**WHAT YOU ARE ASKED TO DO**
Pick out each line below containing "specific".

[START DATA SUPPLIED]

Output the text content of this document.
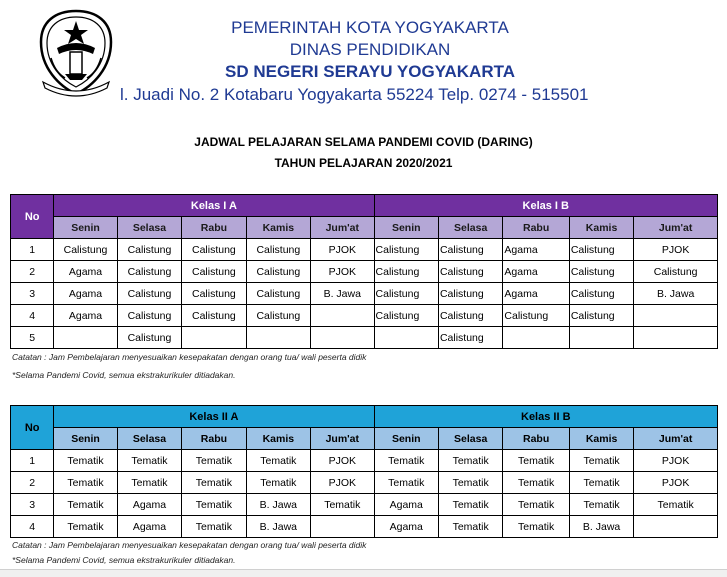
PEMERINTAH KOTA YOGYAKARTA
DINAS PENDIDIKAN
SD NEGERI SERAYU YOGYAKARTA
l. Juadi No. 2 Kotabaru Yogyakarta 55224 Telp. 0274 - 515501
JADWAL PELAJARAN SELAMA PANDEMI COVID (DARING)
TAHUN PELAJARAN 2020/2021
No	Kelas I A					Kelas I B				
	Senin	Selasa	Rabu	Kamis	Jum'at	Senin	Selasa	Rabu	Kamis	Jum'at
1	Calistung	Calistung	Calistung	Calistung	PJOK	Calistung	Calistung	Agama	Calistung	PJOK
2	Agama	Calistung	Calistung	Calistung	PJOK	Calistung	Calistung	Agama	Calistung	Calistung
3	Agama	Calistung	Calistung	Calistung	B. Jawa	Calistung	Calistung	Agama	Calistung	B. Jawa
4	Agama	Calistung	Calistung	Calistung		Calistung	Calistung	Calistung	Calistung	
5		Calistung					Calistung			
Catatan : Jam Pembelajaran menyesuaikan kesepakatan dengan orang tua/ wali peserta didik
*Selama Pandemi Covid, semua ekstrakurikuler ditiadakan.
No	Kelas II A					Kelas II B				
	Senin	Selasa	Rabu	Kamis	Jum'at	Senin	Selasa	Rabu	Kamis	Jum'at
1	Tematik	Tematik	Tematik	Tematik	PJOK	Tematik	Tematik	Tematik	Tematik	PJOK
2	Tematik	Tematik	Tematik	Tematik	PJOK	Tematik	Tematik	Tematik	Tematik	PJOK
3	Tematik	Agama	Tematik	B. Jawa	Tematik	Agama	Tematik	Tematik	Tematik	Tematik
4	Tematik	Agama	Tematik	B. Jawa		Agama	Tematik	Tematik	B. Jawa	
Catatan : Jam Pembelajaran menyesuaikan kesepakatan dengan orang tua/ wali peserta didik
*Selama Pandemi Covid, semua ekstrakurikuler ditiadakan.
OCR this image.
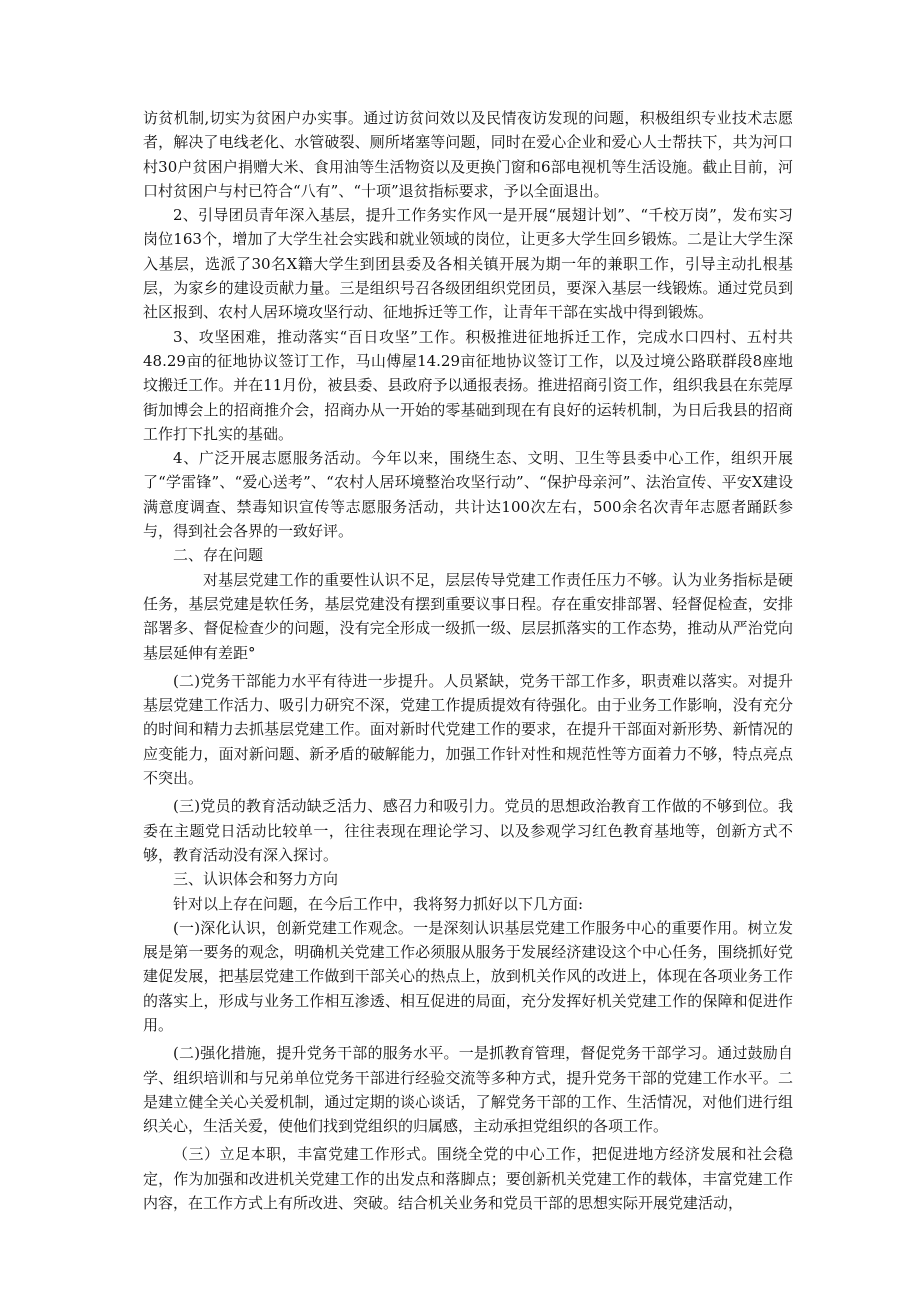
访贫机制,切实为贫困户办实事。通过访贫问效以及民情夜访发现的问题，积极组织专业技术志愿者，解决了电线老化、水管破裂、厕所堵塞等问题，同时在爱心企业和爱心人士帮扶下，共为河口村30户贫困户捐赠大米、食用油等生活物资以及更换门窗和6部电视机等生活设施。截止目前，河口村贫困户与村已符合“八有”、“十项”退贫指标要求，予以全面退出。

2、引导团员青年深入基层，提升工作务实作风一是开展“展翅计划”、“千校万岗”，发布实习岗位163个，增加了大学生社会实践和就业领域的岗位，让更多大学生回乡锻炼。二是让大学生深入基层，选派了30名X籍大学生到团县委及各相关镇开展为期一年的兼职工作，引导主动扎根基层，为家乡的建设贡献力量。三是组织号召各级团组织党团员，要深入基层一线锻炼。通过党员到社区报到、农村人居环境攻坚行动、征地拆迁等工作，让青年干部在实战中得到锻炼。

3、攻坚困难，推动落实“百日攻坚”工作。积极推进征地拆迁工作，完成水口四村、五村共48.29亩的征地协议签订工作，马山傅屋14.29亩征地协议签订工作，以及过境公路联群段8座地坟搬迁工作。并在11月份，被县委、县政府予以通报表扬。推进招商引资工作，组织我县在东莞厚街加博会上的招商推介会，招商办从一开始的零基础到现在有良好的运转机制，为日后我县的招商工作打下扎实的基础。

4、广泛开展志愿服务活动。今年以来，围绕生态、文明、卫生等县委中心工作，组织开展了“学雷锋”、“爱心送考”、“农村人居环境整治攻坚行动”、“保护母亲河”、法治宣传、平安X建设满意度调查、禁毒知识宣传等志愿服务活动，共计达100次左右，500余名次青年志愿者踊跃参与，得到社会各界的一致好评。

二、存在问题

对基层党建工作的重要性认识不足，层层传导党建工作责任压力不够。认为业务指标是硬任务，基层党建是软任务，基层党建没有摆到重要议事日程。存在重安排部署、轻督促检查，安排部署多、督促检查少的问题，没有完全形成一级抓一级、层层抓落实的工作态势，推动从严治党向基层延伸有差距°

(二)党务干部能力水平有待进一步提升。人员紧缺，党务干部工作多，职责难以落实。对提升基层党建工作活力、吸引力研究不深，党建工作提质提效有待强化。由于业务工作影响，没有充分的时间和精力去抓基层党建工作。面对新时代党建工作的要求，在提升干部面对新形势、新情况的应变能力，面对新问题、新矛盾的破解能力，加强工作针对性和规范性等方面着力不够，特点亮点不突出。

(三)党员的教育活动缺乏活力、感召力和吸引力。党员的思想政治教育工作做的不够到位。我委在主题党日活动比较单一，往往表现在理论学习、以及参观学习红色教育基地等，创新方式不够，教育活动没有深入探讨。

三、认识体会和努力方向

针对以上存在问题，在今后工作中，我将努力抓好以下几方面:

(一)深化认识，创新党建工作观念。一是深刻认识基层党建工作服务中心的重要作用。树立发展是第一要务的观念，明确机关党建工作必须服从服务于发展经济建设这个中心任务，围绕抓好党建促发展，把基层党建工作做到干部关心的热点上，放到机关作风的改进上，体现在各项业务工作的落实上，形成与业务工作相互渗透、相互促进的局面，充分发挥好机关党建工作的保障和促进作用。

(二)强化措施，提升党务干部的服务水平。一是抓教育管理，督促党务干部学习。通过鼓励自学、组织培训和与兄弟单位党务干部进行经验交流等多种方式，提升党务干部的党建工作水平。二是建立健全关心关爱机制，通过定期的谈心谈话，了解党务干部的工作、生活情况，对他们进行组织关心，生活关爱，使他们找到党组织的归属感，主动承担党组织的各项工作。

（三）立足本职，丰富党建工作形式。围绕全党的中心工作，把促进地方经济发展和社会稳定，作为加强和改进机关党建工作的出发点和落脚点；要创新机关党建工作的载体，丰富党建工作内容，在工作方式上有所改进、突破。结合机关业务和党员干部的思想实际开展党建活动，
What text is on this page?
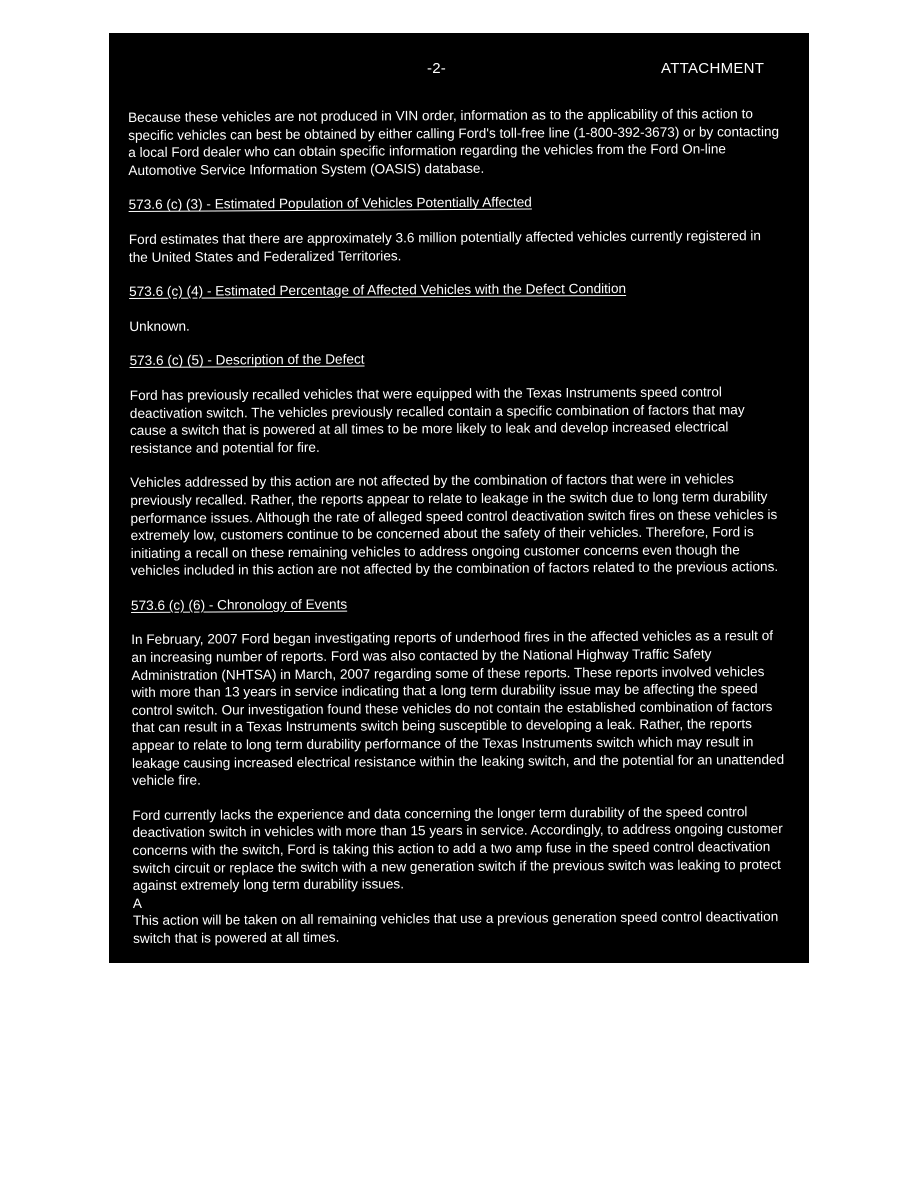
-2-	ATTACHMENT

Because these vehicles are not produced in VIN order, information as to the applicability of this action to specific vehicles can best be obtained by either calling Ford's toll-free line (1-800-392-3673) or by contacting a local Ford dealer who can obtain specific information regarding the vehicles from the Ford On-line Automotive Service Information System (OASIS) database.

573.6 (c) (3) - Estimated Population of Vehicles Potentially Affected

Ford estimates that there are approximately 3.6 million potentially affected vehicles currently registered in the United States and Federalized Territories.

573.6 (c) (4) - Estimated Percentage of Affected Vehicles with the Defect Condition

Unknown.

573.6 (c) (5) - Description of the Defect

Ford has previously recalled vehicles that were equipped with the Texas Instruments speed control deactivation switch. The vehicles previously recalled contain a specific combination of factors that may cause a switch that is powered at all times to be more likely to leak and develop increased electrical resistance and potential for fire.

Vehicles addressed by this action are not affected by the combination of factors that were in vehicles previously recalled. Rather, the reports appear to relate to leakage in the switch due to long term durability performance issues. Although the rate of alleged speed control deactivation switch fires on these vehicles is extremely low, customers continue to be concerned about the safety of their vehicles. Therefore, Ford is initiating a recall on these remaining vehicles to address ongoing customer concerns even though the vehicles included in this action are not affected by the combination of factors related to the previous actions.

573.6 (c) (6) - Chronology of Events

In February, 2007 Ford began investigating reports of underhood fires in the affected vehicles as a result of an increasing number of reports. Ford was also contacted by the National Highway Traffic Safety Administration (NHTSA) in March, 2007 regarding some of these reports. These reports involved vehicles with more than 13 years in service indicating that a long term durability issue may be affecting the speed control switch. Our investigation found these vehicles do not contain the established combination of factors that can result in a Texas Instruments switch being susceptible to developing a leak. Rather, the reports appear to relate to long term durability performance of the Texas Instruments switch which may result in leakage causing increased electrical resistance within the leaking switch, and the potential for an unattended vehicle fire.

Ford currently lacks the experience and data concerning the longer term durability of the speed control deactivation switch in vehicles with more than 15 years in service. Accordingly, to address ongoing customer concerns with the switch, Ford is taking this action to add a two amp fuse in the speed control deactivation switch circuit or replace the switch with a new generation switch if the previous switch was leaking to protect against extremely long term durability issues.

A

This action will be taken on all remaining vehicles that use a previous generation speed control deactivation switch that is powered at all times.
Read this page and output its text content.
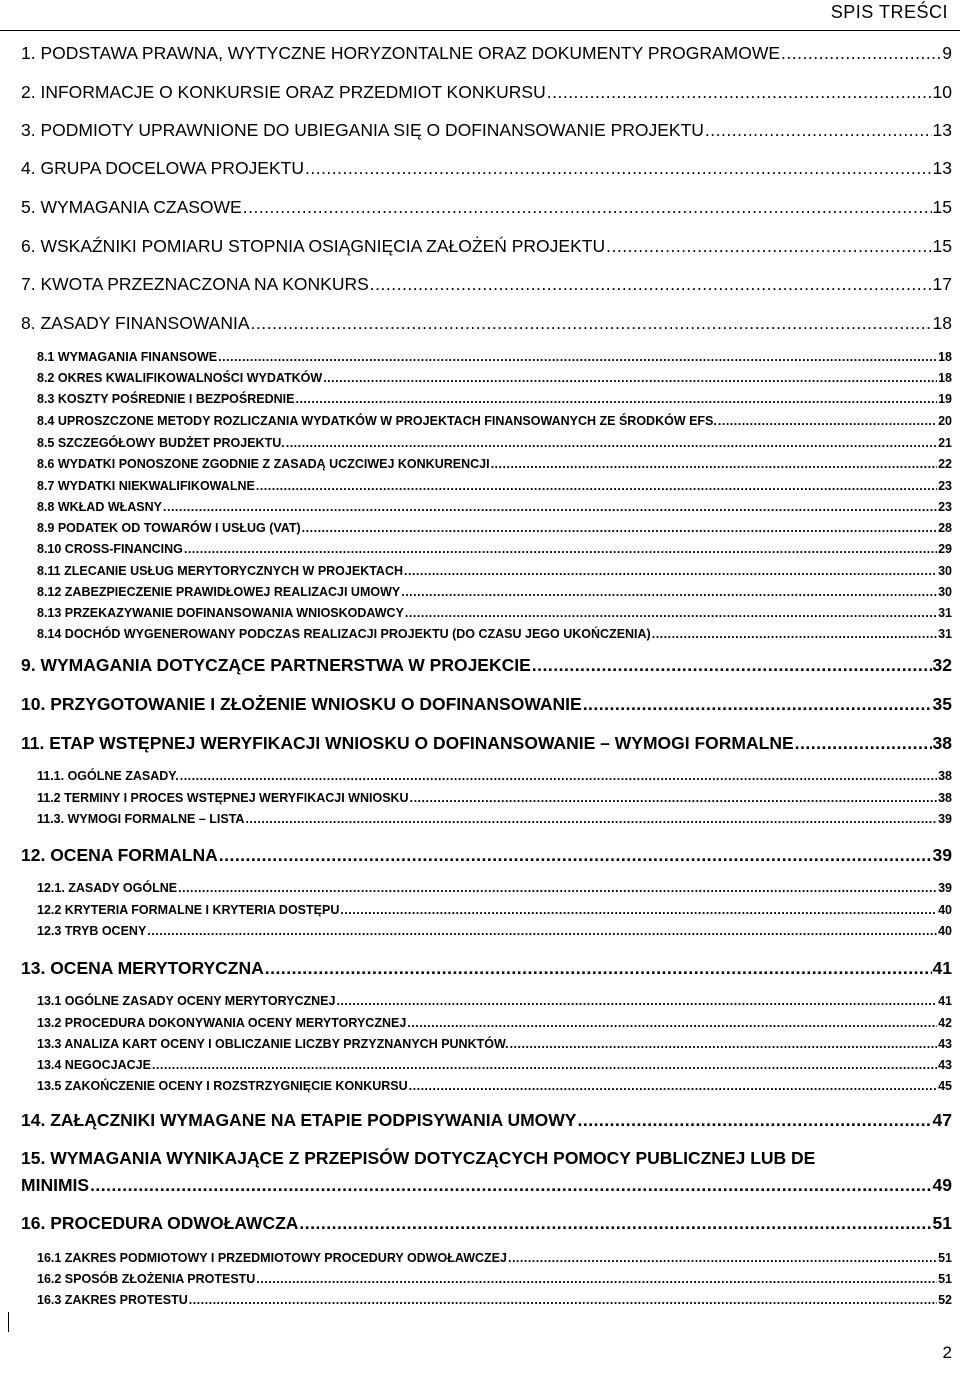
SPIS TREŚCI
1. PODSTAWA PRAWNA, WYTYCZNE HORYZONTALNE ORAZ DOKUMENTY PROGRAMOWE .....	9
2. INFORMACJE O KONKURSIE ORAZ PRZEDMIOT KONKURSU .....	10
3. PODMIOTY UPRAWNIONE DO UBIEGANIA SIĘ O DOFINANSOWANIE PROJEKTU .....	13
4. GRUPA DOCELOWA PROJEKTU .....	13
5. WYMAGANIA CZASOWE .....	15
6. WSKAŹNIKI POMIARU STOPNIA OSIĄGNIĘCIA ZAŁOŻEŃ PROJEKTU .....	15
7. KWOTA PRZEZNACZONA NA KONKURS .....	17
8. ZASADY FINANSOWANIA .....	18
8.1 WYMAGANIA FINANSOWE .....	18
8.2 OKRES KWALIFIKOWALNOŚCI WYDATKÓW .....	18
8.3 KOSZTY POŚREDNIE I BEZPOŚREDNIE .....	19
8.4 UPROSZCZONE METODY ROZLICZANIA WYDATKÓW W PROJEKTACH FINANSOWANYCH ZE ŚRODKÓW EFS. .....	20
8.5 SZCZEGÓŁOWY BUDŻET PROJEKTU. .....	21
8.6 WYDATKI PONOSZONE ZGODNIE Z ZASADĄ UCZCIWEJ KONKURENCJI .....	22
8.7 WYDATKI NIEKWALIFIKOWALNE .....	23
8.8 WKŁAD WŁASNY .....	23
8.9 PODATEK OD TOWARÓW I USŁUG (VAT) .....	28
8.10 CROSS-FINANCING .....	29
8.11 ZLECANIE USŁUG MERYTORYCZNYCH W PROJEKTACH .....	30
8.12 ZABEZPIECZENIE PRAWIDŁOWEJ REALIZACJI UMOWY .....	30
8.13 PRZEKAZYWANIE DOFINANSOWANIA WNIOSKODAWCY .....	31
8.14 DOCHÓD WYGENEROWANY PODCZAS REALIZACJI PROJEKTU (DO CZASU JEGO UKOŃCZENIA) .....	31
9. WYMAGANIA DOTYCZĄCE PARTNERSTWA W PROJEKCIE .....	32
10. PRZYGOTOWANIE I ZŁOŻENIE WNIOSKU O DOFINANSOWANIE .....	35
11. ETAP WSTĘPNEJ WERYFIKACJI WNIOSKU O DOFINANSOWANIE – WYMOGI FORMALNE .....	38
11.1. OGÓLNE ZASADY. .....	38
11.2 TERMINY I PROCES WSTĘPNEJ WERYFIKACJI WNIOSKU .....	38
11.3. WYMOGI FORMALNE – LISTA .....	39
12. OCENA FORMALNA .....	39
12.1. ZASADY OGÓLNE .....	39
12.2 KRYTERIA FORMALNE I KRYTERIA DOSTĘPU .....	40
12.3 TRYB OCENY .....	40
13. OCENA MERYTORYCZNA .....	41
13.1 OGÓLNE ZASADY OCENY MERYTORYCZNEJ .....	41
13.2 PROCEDURA DOKONYWANIA OCENY MERYTORYCZNEJ .....	42
13.3 ANALIZA KART OCENY I OBLICZANIE LICZBY PRZYZNANYCH PUNKTÓW. .....	43
13.4 NEGOCJACJE .....	43
13.5 ZAKOŃCZENIE OCENY I ROZSTRZYGNIĘCIE KONKURSU .....	45
14. ZAŁĄCZNIKI WYMAGANE NA ETAPIE PODPISYWANIA UMOWY .....	47
15. WYMAGANIA WYNIKAJĄCE Z PRZEPISÓW DOTYCZĄCYCH POMOCY PUBLICZNEJ LUB DE
MINIMIS .....	49
16. PROCEDURA ODWOŁAWCZA .....	51
16.1 ZAKRES PODMIOTOWY I PRZEDMIOTOWY PROCEDURY ODWOŁAWCZEJ .....	51
16.2 SPOSÓB ZŁOŻENIA PROTESTU .....	51
16.3 ZAKRES PROTESTU .....	52
2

[END DATA SUPPLIED]

**TASK OUTPUT**
Because these vehicles are not produced in VIN order, information as to the applicability of this action to specific vehicles can best be obtained by either calling Ford's toll-free line (1-800-392-3673) or by contacting a local Ford dealer who can obtain specific information regarding the vehicles from the Ford On-line Automotive Service Information System (OASIS) database.
Ford has previously recalled vehicles that were equipped with the Texas Instruments speed control deactivation switch. The vehicles previously recalled contain a specific combination of factors that may cause a switch that is powered at all times to be more likely to leak and develop increased electrical resistance and potential for fire.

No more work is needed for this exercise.